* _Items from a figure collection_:

• • •

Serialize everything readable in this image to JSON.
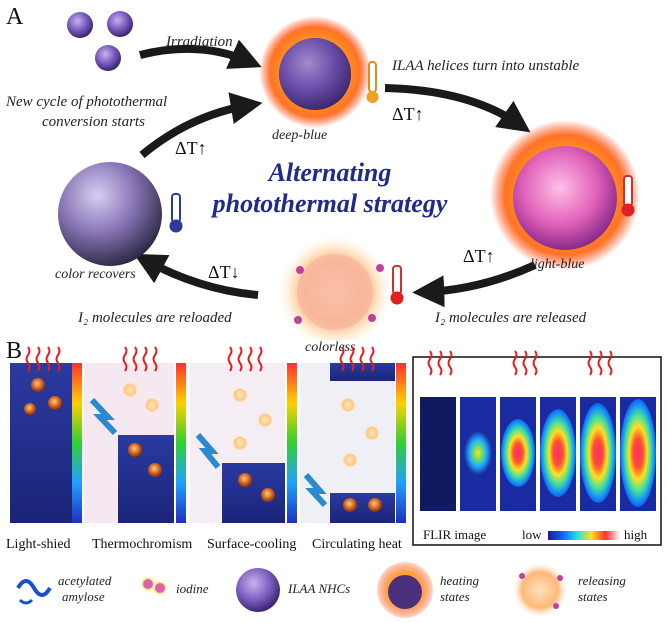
{
  "panels": {
    "a": "A",
    "b": "B"
  },
  "panel_a": {
    "labels": {
      "irradiation": "Irradiation",
      "unstable": "ILAA helices turn into unstable",
      "new_cycle_line1": "New cycle of photothermal",
      "new_cycle_line2": "conversion starts",
      "deep_blue": "deep-blue",
      "light_blue": "light-blue",
      "colorless": "colorless",
      "color_recovers": "color recovers",
      "reloaded": "I₂ molecules are reloaded",
      "released": "I₂ molecules are released",
      "dt_up_1": "ΔT↑",
      "dt_up_2": "ΔT↑",
      "dt_up_3": "ΔT↑",
      "dt_down": "ΔT↓"
    },
    "title_line1": "Alternating",
    "title_line2": "photothermal strategy"
  },
  "panel_b": {
    "captions": [
      "Light-shied",
      "Thermochromism",
      "Surface-cooling",
      "Circulating heat"
    ],
    "flir": {
      "label": "FLIR image",
      "low": "low",
      "high": "high"
    }
  },
  "legend": {
    "acetylated_line1": "acetylated",
    "acetylated_line2": "amylose",
    "iodine": "iodine",
    "nhcs": "ILAA NHCs",
    "heating_line1": "heating",
    "heating_line2": "states",
    "releasing_line1": "releasing",
    "releasing_line2": "states"
  },
  "colors": {
    "title": "#1f2a8a",
    "arrow": "#1a1a1a",
    "nanoparticle": "#6a4fa3",
    "fire": "#ff6a00"
  }
}
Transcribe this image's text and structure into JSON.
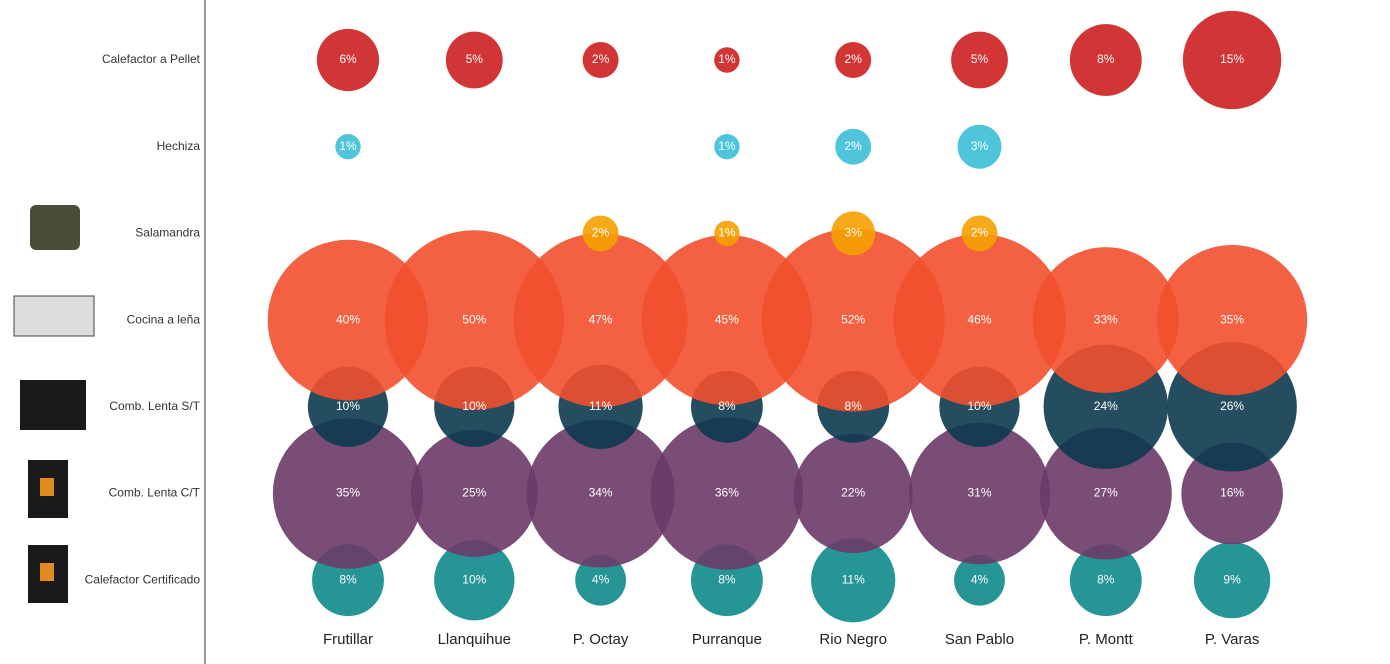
{
  "chart_data": {
    "type": "bubble-matrix",
    "categories": [
      "Frutillar",
      "Llanquihue",
      "P. Octay",
      "Purranque",
      "Rio Negro",
      "San Pablo",
      "P. Montt",
      "P. Varas"
    ],
    "series": [
      {
        "name": "Calefactor a Pellet",
        "color": "#cc1f1f",
        "values": [
          6,
          5,
          2,
          1,
          2,
          5,
          8,
          15
        ],
        "value_labels": [
          "6%",
          "5%",
          "2%",
          "1%",
          "2%",
          "5%",
          "8%",
          "15%"
        ]
      },
      {
        "name": "Hechiza",
        "color": "#3bbfd6",
        "values": [
          1,
          null,
          null,
          1,
          2,
          3,
          null,
          null
        ],
        "value_labels": [
          "1%",
          null,
          null,
          "1%",
          "2%",
          "3%",
          null,
          null
        ]
      },
      {
        "name": "Salamandra",
        "color": "#f5a000",
        "values": [
          null,
          null,
          2,
          1,
          3,
          2,
          null,
          null
        ],
        "value_labels": [
          null,
          null,
          "2%",
          "1%",
          "3%",
          "2%",
          null,
          null
        ]
      },
      {
        "name": "Cocina a leña",
        "color": "#f2502e",
        "values": [
          40,
          50,
          47,
          45,
          52,
          46,
          33,
          35
        ],
        "value_labels": [
          "40%",
          "50%",
          "47%",
          "45%",
          "52%",
          "46%",
          "33%",
          "35%"
        ]
      },
      {
        "name": "Comb. Lenta S/T",
        "color": "#0c3a4e",
        "values": [
          10,
          10,
          11,
          8,
          8,
          10,
          24,
          26
        ],
        "value_labels": [
          "10%",
          "10%",
          "11%",
          "8%",
          "8%",
          "10%",
          "24%",
          "26%"
        ]
      },
      {
        "name": "Comb. Lenta C/T",
        "color": "#6b3a68",
        "values": [
          35,
          25,
          34,
          36,
          22,
          31,
          27,
          16
        ],
        "value_labels": [
          "35%",
          "25%",
          "34%",
          "36%",
          "22%",
          "31%",
          "27%",
          "16%"
        ]
      },
      {
        "name": "Calefactor Certificado",
        "color": "#0e8a8a",
        "values": [
          8,
          10,
          4,
          8,
          11,
          4,
          8,
          9
        ],
        "value_labels": [
          "8%",
          "10%",
          "4%",
          "8%",
          "11%",
          "4%",
          "8%",
          "9%"
        ]
      }
    ]
  }
}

• • •

* _Your instructions_:
Each line in the data that holds the string "Lenta" should be found and copied.

* _Written answer_:
        "name": "Comb. Lenta S/T",
        "name": "Comb. Lenta C/T",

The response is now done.